(Given instruction)
Would you set down every entry shown below, precisely as written?
+===+
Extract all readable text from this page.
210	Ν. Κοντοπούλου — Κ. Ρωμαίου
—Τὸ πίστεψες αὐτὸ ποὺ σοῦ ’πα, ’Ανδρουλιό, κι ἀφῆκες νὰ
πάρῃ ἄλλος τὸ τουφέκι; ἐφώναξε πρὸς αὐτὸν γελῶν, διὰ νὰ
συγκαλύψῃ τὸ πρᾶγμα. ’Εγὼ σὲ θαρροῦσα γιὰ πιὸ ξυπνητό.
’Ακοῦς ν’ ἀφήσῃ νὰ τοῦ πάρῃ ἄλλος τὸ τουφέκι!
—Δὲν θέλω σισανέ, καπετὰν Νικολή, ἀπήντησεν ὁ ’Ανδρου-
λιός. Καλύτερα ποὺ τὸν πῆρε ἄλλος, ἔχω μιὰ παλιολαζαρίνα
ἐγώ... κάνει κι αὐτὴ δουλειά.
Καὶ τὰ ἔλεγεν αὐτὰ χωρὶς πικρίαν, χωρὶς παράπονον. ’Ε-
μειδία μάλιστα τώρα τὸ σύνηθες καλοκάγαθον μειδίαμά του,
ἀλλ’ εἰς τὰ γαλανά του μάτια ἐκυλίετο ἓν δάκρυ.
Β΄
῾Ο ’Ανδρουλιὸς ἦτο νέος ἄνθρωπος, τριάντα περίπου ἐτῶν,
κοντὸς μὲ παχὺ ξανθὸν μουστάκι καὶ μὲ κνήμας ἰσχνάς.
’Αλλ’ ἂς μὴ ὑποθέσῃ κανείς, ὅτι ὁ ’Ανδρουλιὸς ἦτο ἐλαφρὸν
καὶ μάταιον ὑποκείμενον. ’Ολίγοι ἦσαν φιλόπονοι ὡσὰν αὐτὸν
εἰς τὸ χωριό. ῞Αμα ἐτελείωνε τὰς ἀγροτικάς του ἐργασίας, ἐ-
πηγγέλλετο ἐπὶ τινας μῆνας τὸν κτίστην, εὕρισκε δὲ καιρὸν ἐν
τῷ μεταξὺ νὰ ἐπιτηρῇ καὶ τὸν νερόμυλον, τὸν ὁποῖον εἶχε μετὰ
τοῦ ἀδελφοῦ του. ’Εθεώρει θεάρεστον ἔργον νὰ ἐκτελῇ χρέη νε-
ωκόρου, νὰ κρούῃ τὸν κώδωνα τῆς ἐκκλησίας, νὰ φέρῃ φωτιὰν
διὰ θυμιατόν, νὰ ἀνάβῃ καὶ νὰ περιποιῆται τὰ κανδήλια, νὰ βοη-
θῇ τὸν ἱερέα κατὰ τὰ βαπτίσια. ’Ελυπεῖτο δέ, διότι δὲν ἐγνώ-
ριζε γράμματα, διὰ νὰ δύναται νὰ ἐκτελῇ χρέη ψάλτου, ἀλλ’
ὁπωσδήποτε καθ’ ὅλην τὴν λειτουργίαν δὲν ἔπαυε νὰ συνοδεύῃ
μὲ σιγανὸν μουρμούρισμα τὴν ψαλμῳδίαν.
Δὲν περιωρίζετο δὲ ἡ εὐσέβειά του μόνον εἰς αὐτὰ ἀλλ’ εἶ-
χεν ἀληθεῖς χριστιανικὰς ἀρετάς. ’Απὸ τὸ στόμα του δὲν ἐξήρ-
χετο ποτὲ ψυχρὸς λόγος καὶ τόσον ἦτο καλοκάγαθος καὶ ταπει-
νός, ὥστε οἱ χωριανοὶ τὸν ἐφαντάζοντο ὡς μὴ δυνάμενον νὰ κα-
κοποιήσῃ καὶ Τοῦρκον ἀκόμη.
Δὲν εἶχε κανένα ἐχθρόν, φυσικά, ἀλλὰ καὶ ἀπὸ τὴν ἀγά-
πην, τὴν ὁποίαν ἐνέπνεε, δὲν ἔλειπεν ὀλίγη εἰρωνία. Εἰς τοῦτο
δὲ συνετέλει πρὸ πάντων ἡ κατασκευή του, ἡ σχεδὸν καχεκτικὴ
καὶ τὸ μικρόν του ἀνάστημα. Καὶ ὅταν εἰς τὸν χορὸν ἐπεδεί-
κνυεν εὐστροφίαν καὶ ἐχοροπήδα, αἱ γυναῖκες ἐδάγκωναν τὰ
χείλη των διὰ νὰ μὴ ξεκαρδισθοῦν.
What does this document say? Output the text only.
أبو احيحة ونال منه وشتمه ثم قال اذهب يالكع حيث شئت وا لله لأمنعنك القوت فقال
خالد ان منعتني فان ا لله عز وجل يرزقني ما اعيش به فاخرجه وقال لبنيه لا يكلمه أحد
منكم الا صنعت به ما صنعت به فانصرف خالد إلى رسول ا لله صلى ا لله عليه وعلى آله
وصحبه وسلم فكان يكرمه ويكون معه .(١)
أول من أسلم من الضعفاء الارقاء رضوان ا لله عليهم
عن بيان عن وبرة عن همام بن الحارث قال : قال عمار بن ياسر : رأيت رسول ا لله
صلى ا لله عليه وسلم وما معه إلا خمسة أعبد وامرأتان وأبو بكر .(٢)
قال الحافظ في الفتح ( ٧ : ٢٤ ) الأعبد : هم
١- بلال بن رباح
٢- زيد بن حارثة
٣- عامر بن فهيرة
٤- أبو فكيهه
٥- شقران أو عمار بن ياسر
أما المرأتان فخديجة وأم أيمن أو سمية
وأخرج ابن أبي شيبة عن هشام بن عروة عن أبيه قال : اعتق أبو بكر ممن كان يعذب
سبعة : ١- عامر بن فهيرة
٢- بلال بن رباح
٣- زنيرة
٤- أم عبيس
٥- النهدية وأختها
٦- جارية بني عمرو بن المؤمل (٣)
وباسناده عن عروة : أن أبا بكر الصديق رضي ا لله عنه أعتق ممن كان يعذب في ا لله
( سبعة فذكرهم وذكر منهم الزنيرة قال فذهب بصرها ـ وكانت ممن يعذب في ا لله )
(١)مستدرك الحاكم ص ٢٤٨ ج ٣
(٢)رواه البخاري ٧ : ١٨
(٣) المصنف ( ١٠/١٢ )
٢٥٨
+===+
(Answer to this task)
Extract all readable text from this page.
210	Ν. Κοντοπούλου — Κ. Ρωμαίου
—Τὸ πίστεψες αὐτὸ ποὺ σοῦ ’πα, ’Ανδρουλιό, κι ἀφῆκες νὰ
πάρῃ ἄλλος τὸ τουφέκι; ἐφώναξε πρὸς αὐτὸν γελῶν, διὰ νὰ
συγκαλύψῃ τὸ πρᾶγμα. ’Εγὼ σὲ θαρροῦσα γιὰ πιὸ ξυπνητό.
’Ακοῦς ν’ ἀφήσῃ νὰ τοῦ πάρῃ ἄλλος τὸ τουφέκι!
—Δὲν θέλω σισανέ, καπετὰν Νικολή, ἀπήντησεν ὁ ’Ανδρου-
λιός. Καλύτερα ποὺ τὸν πῆρε ἄλλος, ἔχω μιὰ παλιολαζαρίνα
ἐγώ... κάνει κι αὐτὴ δουλειά.
Καὶ τὰ ἔλεγεν αὐτὰ χωρὶς πικρίαν, χωρὶς παράπονον. ’Ε-
μειδία μάλιστα τώρα τὸ σύνηθες καλοκάγαθον μειδίαμά του,
ἀλλ’ εἰς τὰ γαλανά του μάτια ἐκυλίετο ἓν δάκρυ.
Β΄
῾Ο ’Ανδρουλιὸς ἦτο νέος ἄνθρωπος, τριάντα περίπου ἐτῶν,
κοντὸς μὲ παχὺ ξανθὸν μουστάκι καὶ μὲ κνήμας ἰσχνάς.
’Αλλ’ ἂς μὴ ὑποθέσῃ κανείς, ὅτι ὁ ’Ανδρουλιὸς ἦτο ἐλαφρὸν
καὶ μάταιον ὑποκείμενον. ’Ολίγοι ἦσαν φιλόπονοι ὡσὰν αὐτὸν
εἰς τὸ χωριό. ῞Αμα ἐτελείωνε τὰς ἀγροτικάς του ἐργασίας, ἐ-
πηγγέλλετο ἐπὶ τινας μῆνας τὸν κτίστην, εὕρισκε δὲ καιρὸν ἐν
τῷ μεταξὺ νὰ ἐπιτηρῇ καὶ τὸν νερόμυλον, τὸν ὁποῖον εἶχε μετὰ
τοῦ ἀδελφοῦ του. ’Εθεώρει θεάρεστον ἔργον νὰ ἐκτελῇ χρέη νε-
ωκόρου, νὰ κρούῃ τὸν κώδωνα τῆς ἐκκλησίας, νὰ φέρῃ φωτιὰν
διὰ θυμιατόν, νὰ ἀνάβῃ καὶ νὰ περιποιῆται τὰ κανδήλια, νὰ βοη-
θῇ τὸν ἱερέα κατὰ τὰ βαπτίσια. ’Ελυπεῖτο δέ, διότι δὲν ἐγνώ-
ριζε γράμματα, διὰ νὰ δύναται νὰ ἐκτελῇ χρέη ψάλτου, ἀλλ’
ὁπωσδήποτε καθ’ ὅλην τὴν λειτουργίαν δὲν ἔπαυε νὰ συνοδεύῃ
μὲ σιγανὸν μουρμούρισμα τὴν ψαλμῳδίαν.
Δὲν περιωρίζετο δὲ ἡ εὐσέβειά του μόνον εἰς αὐτὰ ἀλλ’ εἶ-
χεν ἀληθεῖς χριστιανικὰς ἀρετάς. ’Απὸ τὸ στόμα του δὲν ἐξήρ-
χετο ποτὲ ψυχρὸς λόγος καὶ τόσον ἦτο καλοκάγαθος καὶ ταπει-
νός, ὥστε οἱ χωριανοὶ τὸν ἐφαντάζοντο ὡς μὴ δυνάμενον νὰ κα-
κοποιήσῃ καὶ Τοῦρκον ἀκόμη.
Δὲν εἶχε κανένα ἐχθρόν, φυσικά, ἀλλὰ καὶ ἀπὸ τὴν ἀγά-
πην, τὴν ὁποίαν ἐνέπνεε, δὲν ἔλειπεν ὀλίγη εἰρωνία. Εἰς τοῦτο
δὲ συνετέλει πρὸ πάντων ἡ κατασκευή του, ἡ σχεδὸν καχεκτικὴ
καὶ τὸ μικρόν του ἀνάστημα. Καὶ ὅταν εἰς τὸν χορὸν ἐπεδεί-
κνυεν εὐστροφίαν καὶ ἐχοροπήδα, αἱ γυναῖκες ἐδάγκωναν τὰ
χείλη των διὰ νὰ μὴ ξεκαρδισθοῦν.
What does this document say? Output the text only.
أبو احيحة ونال منه وشتمه ثم قال اذهب يالكع حيث شئت وا لله لأمنعنك القوت فقال
خالد ان منعتني فان ا لله عز وجل يرزقني ما اعيش به فاخرجه وقال لبنيه لا يكلمه أحد
منكم الا صنعت به ما صنعت به فانصرف خالد إلى رسول ا لله صلى ا لله عليه وعلى آله
وصحبه وسلم فكان يكرمه ويكون معه .(١)
أول من أسلم من الضعفاء الارقاء رضوان ا لله عليهم
عن بيان عن وبرة عن همام بن الحارث قال : قال عمار بن ياسر : رأيت رسول ا لله
صلى ا لله عليه وسلم وما معه إلا خمسة أعبد وامرأتان وأبو بكر .(٢)
قال الحافظ في الفتح ( ٧ : ٢٤ ) الأعبد : هم
١- بلال بن رباح
٢- زيد بن حارثة
٣- عامر بن فهيرة
٤- أبو فكيهه
٥- شقران أو عمار بن ياسر
أما المرأتان فخديجة وأم أيمن أو سمية
وأخرج ابن أبي شيبة عن هشام بن عروة عن أبيه قال : اعتق أبو بكر ممن كان يعذب
سبعة : ١- عامر بن فهيرة
٢- بلال بن رباح
٣- زنيرة
٤- أم عبيس
٥- النهدية وأختها
٦- جارية بني عمرو بن المؤمل (٣)
وباسناده عن عروة : أن أبا بكر الصديق رضي ا لله عنه أعتق ممن كان يعذب في ا لله
( سبعة فذكرهم وذكر منهم الزنيرة قال فذهب بصرها ـ وكانت ممن يعذب في ا لله )
(١)مستدرك الحاكم ص ٢٤٨ ج ٣
(٢)رواه البخاري ٧ : ١٨
(٣) المصنف ( ١٠/١٢ )
٢٥٨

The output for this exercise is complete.